*Requirement:*
What is needed here is an exact copy of every entry.
━━ Material provided ━━
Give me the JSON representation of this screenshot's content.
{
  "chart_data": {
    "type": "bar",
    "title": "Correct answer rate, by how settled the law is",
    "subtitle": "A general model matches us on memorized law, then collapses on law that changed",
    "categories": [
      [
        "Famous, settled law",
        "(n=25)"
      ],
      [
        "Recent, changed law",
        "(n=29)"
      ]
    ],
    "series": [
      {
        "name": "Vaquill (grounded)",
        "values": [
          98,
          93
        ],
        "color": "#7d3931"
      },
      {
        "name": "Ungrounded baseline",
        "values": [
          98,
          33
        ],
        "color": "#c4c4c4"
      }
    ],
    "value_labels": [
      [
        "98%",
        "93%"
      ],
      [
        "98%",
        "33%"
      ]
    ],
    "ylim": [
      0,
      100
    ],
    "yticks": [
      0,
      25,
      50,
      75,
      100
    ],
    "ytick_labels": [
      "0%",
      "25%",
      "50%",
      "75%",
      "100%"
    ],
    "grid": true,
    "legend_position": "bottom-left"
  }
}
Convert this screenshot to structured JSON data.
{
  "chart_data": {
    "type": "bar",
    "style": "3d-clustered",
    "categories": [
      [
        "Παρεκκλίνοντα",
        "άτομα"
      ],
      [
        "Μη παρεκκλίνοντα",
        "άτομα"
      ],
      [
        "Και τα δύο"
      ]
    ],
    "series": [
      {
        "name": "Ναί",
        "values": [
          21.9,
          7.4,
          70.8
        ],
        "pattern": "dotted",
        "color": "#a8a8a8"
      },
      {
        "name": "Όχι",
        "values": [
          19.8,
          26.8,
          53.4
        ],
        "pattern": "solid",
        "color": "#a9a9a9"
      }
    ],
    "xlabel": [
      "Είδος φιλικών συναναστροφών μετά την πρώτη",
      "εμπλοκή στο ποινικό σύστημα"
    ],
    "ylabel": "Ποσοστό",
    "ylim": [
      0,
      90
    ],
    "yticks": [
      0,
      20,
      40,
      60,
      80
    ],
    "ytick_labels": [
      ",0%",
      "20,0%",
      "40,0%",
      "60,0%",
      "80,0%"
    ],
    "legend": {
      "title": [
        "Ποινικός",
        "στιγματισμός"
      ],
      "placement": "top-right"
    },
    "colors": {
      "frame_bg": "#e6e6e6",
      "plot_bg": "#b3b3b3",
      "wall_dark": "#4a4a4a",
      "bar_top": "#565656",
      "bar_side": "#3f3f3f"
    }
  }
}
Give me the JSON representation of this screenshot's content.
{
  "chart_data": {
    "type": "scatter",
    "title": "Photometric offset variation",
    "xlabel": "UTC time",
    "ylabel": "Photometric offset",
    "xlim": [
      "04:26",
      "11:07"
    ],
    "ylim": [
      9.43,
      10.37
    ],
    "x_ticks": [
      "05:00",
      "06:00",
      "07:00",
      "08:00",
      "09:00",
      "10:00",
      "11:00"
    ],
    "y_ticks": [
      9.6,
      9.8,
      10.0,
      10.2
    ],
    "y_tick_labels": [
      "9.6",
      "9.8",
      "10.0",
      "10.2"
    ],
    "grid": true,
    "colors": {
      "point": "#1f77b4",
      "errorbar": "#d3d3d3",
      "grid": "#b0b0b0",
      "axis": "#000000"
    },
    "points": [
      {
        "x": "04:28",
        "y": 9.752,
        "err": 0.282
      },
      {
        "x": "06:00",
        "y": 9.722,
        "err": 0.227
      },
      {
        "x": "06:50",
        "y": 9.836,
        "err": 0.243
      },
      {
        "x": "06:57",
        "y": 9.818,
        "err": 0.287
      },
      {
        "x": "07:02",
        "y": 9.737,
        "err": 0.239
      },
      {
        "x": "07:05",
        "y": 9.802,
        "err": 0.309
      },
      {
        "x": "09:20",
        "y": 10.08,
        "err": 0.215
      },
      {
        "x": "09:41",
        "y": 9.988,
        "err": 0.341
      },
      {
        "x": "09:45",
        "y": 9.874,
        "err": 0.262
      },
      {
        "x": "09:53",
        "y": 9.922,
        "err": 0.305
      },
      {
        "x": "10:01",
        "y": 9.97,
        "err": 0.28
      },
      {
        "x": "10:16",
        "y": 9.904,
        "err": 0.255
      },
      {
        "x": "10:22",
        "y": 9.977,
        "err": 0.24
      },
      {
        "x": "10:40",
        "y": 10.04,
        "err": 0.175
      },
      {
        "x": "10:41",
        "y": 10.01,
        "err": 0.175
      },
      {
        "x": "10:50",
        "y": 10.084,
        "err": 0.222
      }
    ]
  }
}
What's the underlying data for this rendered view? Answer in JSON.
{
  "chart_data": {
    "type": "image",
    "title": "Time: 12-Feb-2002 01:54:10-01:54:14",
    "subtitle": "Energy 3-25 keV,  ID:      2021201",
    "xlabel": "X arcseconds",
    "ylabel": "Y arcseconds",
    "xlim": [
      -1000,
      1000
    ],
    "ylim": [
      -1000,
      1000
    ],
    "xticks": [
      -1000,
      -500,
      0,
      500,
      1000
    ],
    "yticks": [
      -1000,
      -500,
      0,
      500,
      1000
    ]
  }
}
━━━
*Solved exercise:*
Give me the JSON representation of this screenshot's content.
{
  "chart_data": {
    "type": "bar",
    "title": "Correct answer rate, by how settled the law is",
    "subtitle": "A general model matches us on memorized law, then collapses on law that changed",
    "categories": [
      [
        "Famous, settled law",
        "(n=25)"
      ],
      [
        "Recent, changed law",
        "(n=29)"
      ]
    ],
    "series": [
      {
        "name": "Vaquill (grounded)",
        "values": [
          98,
          93
        ],
        "color": "#7d3931"
      },
      {
        "name": "Ungrounded baseline",
        "values": [
          98,
          33
        ],
        "color": "#c4c4c4"
      }
    ],
    "value_labels": [
      [
        "98%",
        "93%"
      ],
      [
        "98%",
        "33%"
      ]
    ],
    "ylim": [
      0,
      100
    ],
    "yticks": [
      0,
      25,
      50,
      75,
      100
    ],
    "ytick_labels": [
      "0%",
      "25%",
      "50%",
      "75%",
      "100%"
    ],
    "grid": true,
    "legend_position": "bottom-left"
  }
}
Convert this screenshot to structured JSON data.
{
  "chart_data": {
    "type": "bar",
    "style": "3d-clustered",
    "categories": [
      [
        "Παρεκκλίνοντα",
        "άτομα"
      ],
      [
        "Μη παρεκκλίνοντα",
        "άτομα"
      ],
      [
        "Και τα δύο"
      ]
    ],
    "series": [
      {
        "name": "Ναί",
        "values": [
          21.9,
          7.4,
          70.8
        ],
        "pattern": "dotted",
        "color": "#a8a8a8"
      },
      {
        "name": "Όχι",
        "values": [
          19.8,
          26.8,
          53.4
        ],
        "pattern": "solid",
        "color": "#a9a9a9"
      }
    ],
    "xlabel": [
      "Είδος φιλικών συναναστροφών μετά την πρώτη",
      "εμπλοκή στο ποινικό σύστημα"
    ],
    "ylabel": "Ποσοστό",
    "ylim": [
      0,
      90
    ],
    "yticks": [
      0,
      20,
      40,
      60,
      80
    ],
    "ytick_labels": [
      ",0%",
      "20,0%",
      "40,0%",
      "60,0%",
      "80,0%"
    ],
    "legend": {
      "title": [
        "Ποινικός",
        "στιγματισμός"
      ],
      "placement": "top-right"
    },
    "colors": {
      "frame_bg": "#e6e6e6",
      "plot_bg": "#b3b3b3",
      "wall_dark": "#4a4a4a",
      "bar_top": "#565656",
      "bar_side": "#3f3f3f"
    }
  }
}
Give me the JSON representation of this screenshot's content.
{
  "chart_data": {
    "type": "scatter",
    "title": "Photometric offset variation",
    "xlabel": "UTC time",
    "ylabel": "Photometric offset",
    "xlim": [
      "04:26",
      "11:07"
    ],
    "ylim": [
      9.43,
      10.37
    ],
    "x_ticks": [
      "05:00",
      "06:00",
      "07:00",
      "08:00",
      "09:00",
      "10:00",
      "11:00"
    ],
    "y_ticks": [
      9.6,
      9.8,
      10.0,
      10.2
    ],
    "y_tick_labels": [
      "9.6",
      "9.8",
      "10.0",
      "10.2"
    ],
    "grid": true,
    "colors": {
      "point": "#1f77b4",
      "errorbar": "#d3d3d3",
      "grid": "#b0b0b0",
      "axis": "#000000"
    },
    "points": [
      {
        "x": "04:28",
        "y": 9.752,
        "err": 0.282
      },
      {
        "x": "06:00",
        "y": 9.722,
        "err": 0.227
      },
      {
        "x": "06:50",
        "y": 9.836,
        "err": 0.243
      },
      {
        "x": "06:57",
        "y": 9.818,
        "err": 0.287
      },
      {
        "x": "07:02",
        "y": 9.737,
        "err": 0.239
      },
      {
        "x": "07:05",
        "y": 9.802,
        "err": 0.309
      },
      {
        "x": "09:20",
        "y": 10.08,
        "err": 0.215
      },
      {
        "x": "09:41",
        "y": 9.988,
        "err": 0.341
      },
      {
        "x": "09:45",
        "y": 9.874,
        "err": 0.262
      },
      {
        "x": "09:53",
        "y": 9.922,
        "err": 0.305
      },
      {
        "x": "10:01",
        "y": 9.97,
        "err": 0.28
      },
      {
        "x": "10:16",
        "y": 9.904,
        "err": 0.255
      },
      {
        "x": "10:22",
        "y": 9.977,
        "err": 0.24
      },
      {
        "x": "10:40",
        "y": 10.04,
        "err": 0.175
      },
      {
        "x": "10:41",
        "y": 10.01,
        "err": 0.175
      },
      {
        "x": "10:50",
        "y": 10.084,
        "err": 0.222
      }
    ]
  }
}
What's the underlying data for this rendered view? Answer in JSON.
{
  "chart_data": {
    "type": "image",
    "title": "Time: 12-Feb-2002 01:54:10-01:54:14",
    "subtitle": "Energy 3-25 keV,  ID:      2021201",
    "xlabel": "X arcseconds",
    "ylabel": "Y arcseconds",
    "xlim": [
      -1000,
      1000
    ],
    "ylim": [
      -1000,
      1000
    ],
    "xticks": [
      -1000,
      -500,
      0,
      500,
      1000
    ],
    "yticks": [
      -1000,
      -500,
      0,
      500,
      1000
    ]
  }
}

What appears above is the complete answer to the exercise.